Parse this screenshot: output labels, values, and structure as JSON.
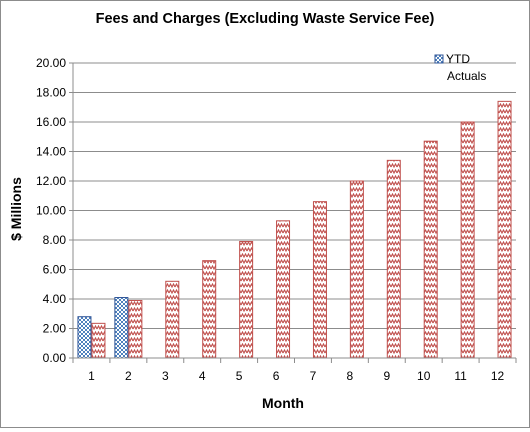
{
  "chart_data": {
    "type": "bar",
    "title": "Fees and Charges (Excluding  Waste Service Fee)",
    "xlabel": "Month",
    "ylabel": "$ Millions",
    "categories": [
      "1",
      "2",
      "3",
      "4",
      "5",
      "6",
      "7",
      "8",
      "9",
      "10",
      "11",
      "12"
    ],
    "series": [
      {
        "name": "YTD",
        "color": "#4f81bd",
        "pattern": "checker",
        "values": [
          2.8,
          4.1,
          null,
          null,
          null,
          null,
          null,
          null,
          null,
          null,
          null,
          null
        ]
      },
      {
        "name": "Actuals",
        "color": "#c0504d",
        "pattern": "zigzag",
        "values": [
          2.35,
          3.9,
          5.2,
          6.6,
          7.9,
          9.3,
          10.6,
          12.0,
          13.4,
          14.7,
          16.0,
          17.4
        ]
      }
    ],
    "ylim": [
      0,
      20
    ],
    "yticks": [
      "0.00",
      "2.00",
      "4.00",
      "6.00",
      "8.00",
      "10.00",
      "12.00",
      "14.00",
      "16.00",
      "18.00",
      "20.00"
    ],
    "grid": true,
    "legend": "top-right"
  }
}
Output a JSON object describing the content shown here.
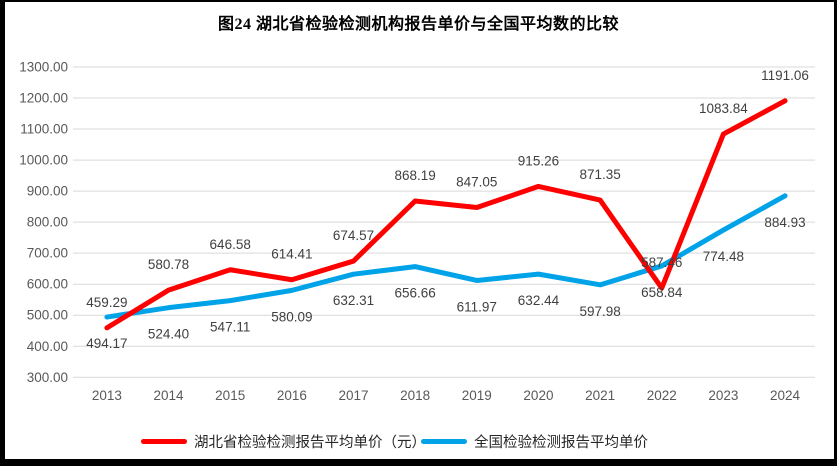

**What needs to be done**
Without including any pictures, reproduce the listing exactly.

**Task output**
Parse this screenshot: output labels, values, and structure as JSON.
{
  "chart_data": {
    "type": "bar",
    "title": "Fees and Charges (Excluding  Waste Service Fee)",
    "xlabel": "Month",
    "ylabel": "$ Millions",
    "categories": [
      "1",
      "2",
      "3",
      "4",
      "5",
      "6",
      "7",
      "8",
      "9",
      "10",
      "11",
      "12"
    ],
    "series": [
      {
        "name": "YTD",
        "color": "#4f81bd",
        "pattern": "checker",
        "values": [
          2.8,
          4.1,
          null,
          null,
          null,
          null,
          null,
          null,
          null,
          null,
          null,
          null
        ]
      },
      {
        "name": "Actuals",
        "color": "#c0504d",
        "pattern": "zigzag",
        "values": [
          2.35,
          3.9,
          5.2,
          6.6,
          7.9,
          9.3,
          10.6,
          12.0,
          13.4,
          14.7,
          16.0,
          17.4
        ]
      }
    ],
    "ylim": [
      0,
      20
    ],
    "yticks": [
      "0.00",
      "2.00",
      "4.00",
      "6.00",
      "8.00",
      "10.00",
      "12.00",
      "14.00",
      "16.00",
      "18.00",
      "20.00"
    ],
    "grid": true,
    "legend": "top-right"
  }
}
Output a JSON object describing the content shown here.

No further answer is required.